-- Begin --

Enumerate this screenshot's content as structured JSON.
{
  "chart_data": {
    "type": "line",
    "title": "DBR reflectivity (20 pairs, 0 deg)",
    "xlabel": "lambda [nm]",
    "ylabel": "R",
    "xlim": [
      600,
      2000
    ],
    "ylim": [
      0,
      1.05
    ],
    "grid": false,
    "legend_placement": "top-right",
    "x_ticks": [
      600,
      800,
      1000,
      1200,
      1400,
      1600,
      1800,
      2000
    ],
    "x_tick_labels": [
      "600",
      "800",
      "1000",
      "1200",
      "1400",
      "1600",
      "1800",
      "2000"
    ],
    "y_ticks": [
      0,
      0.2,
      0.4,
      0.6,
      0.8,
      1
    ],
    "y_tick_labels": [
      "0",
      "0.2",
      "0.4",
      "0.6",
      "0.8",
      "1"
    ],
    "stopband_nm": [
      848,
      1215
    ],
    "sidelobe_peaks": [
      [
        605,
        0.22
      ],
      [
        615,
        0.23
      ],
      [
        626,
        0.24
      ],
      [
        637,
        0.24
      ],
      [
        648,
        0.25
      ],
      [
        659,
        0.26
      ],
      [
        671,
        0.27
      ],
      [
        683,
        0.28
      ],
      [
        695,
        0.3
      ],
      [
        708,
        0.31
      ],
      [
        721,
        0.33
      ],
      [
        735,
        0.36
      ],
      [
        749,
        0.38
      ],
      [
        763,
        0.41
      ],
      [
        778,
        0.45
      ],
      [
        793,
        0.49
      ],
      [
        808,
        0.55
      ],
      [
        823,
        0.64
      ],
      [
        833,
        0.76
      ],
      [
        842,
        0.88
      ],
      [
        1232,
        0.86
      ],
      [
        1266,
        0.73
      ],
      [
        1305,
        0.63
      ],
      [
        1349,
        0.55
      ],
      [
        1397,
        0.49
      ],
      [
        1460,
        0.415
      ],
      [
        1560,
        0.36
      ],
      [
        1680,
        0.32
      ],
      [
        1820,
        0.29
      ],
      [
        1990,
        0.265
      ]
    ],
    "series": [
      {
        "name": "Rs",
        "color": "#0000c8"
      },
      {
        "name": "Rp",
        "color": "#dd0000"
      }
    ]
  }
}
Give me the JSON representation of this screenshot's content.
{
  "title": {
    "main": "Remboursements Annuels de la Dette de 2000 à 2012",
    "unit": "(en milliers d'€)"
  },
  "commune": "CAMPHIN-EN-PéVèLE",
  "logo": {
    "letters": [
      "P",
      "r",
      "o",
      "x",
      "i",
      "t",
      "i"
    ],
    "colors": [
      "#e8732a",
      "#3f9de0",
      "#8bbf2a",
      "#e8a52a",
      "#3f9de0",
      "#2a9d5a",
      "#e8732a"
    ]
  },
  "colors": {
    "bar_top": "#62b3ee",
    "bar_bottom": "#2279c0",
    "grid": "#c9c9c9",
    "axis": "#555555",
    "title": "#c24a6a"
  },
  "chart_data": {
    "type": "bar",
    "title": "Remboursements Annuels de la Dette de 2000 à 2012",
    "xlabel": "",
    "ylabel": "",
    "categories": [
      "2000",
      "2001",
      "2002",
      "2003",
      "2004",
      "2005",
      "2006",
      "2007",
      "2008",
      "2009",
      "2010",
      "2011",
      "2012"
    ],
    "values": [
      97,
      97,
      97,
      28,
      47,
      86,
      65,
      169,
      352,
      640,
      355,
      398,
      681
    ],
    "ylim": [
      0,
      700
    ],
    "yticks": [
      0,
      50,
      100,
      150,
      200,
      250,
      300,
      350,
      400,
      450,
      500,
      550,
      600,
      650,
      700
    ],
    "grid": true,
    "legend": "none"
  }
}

-- End --

What the task asks → Select, from the listing, all lines that include the word "Dette".

Exercise response →
    "main": "Remboursements Annuels de la Dette de 2000 à 2012",
    "title": "Remboursements Annuels de la Dette de 2000 à 2012",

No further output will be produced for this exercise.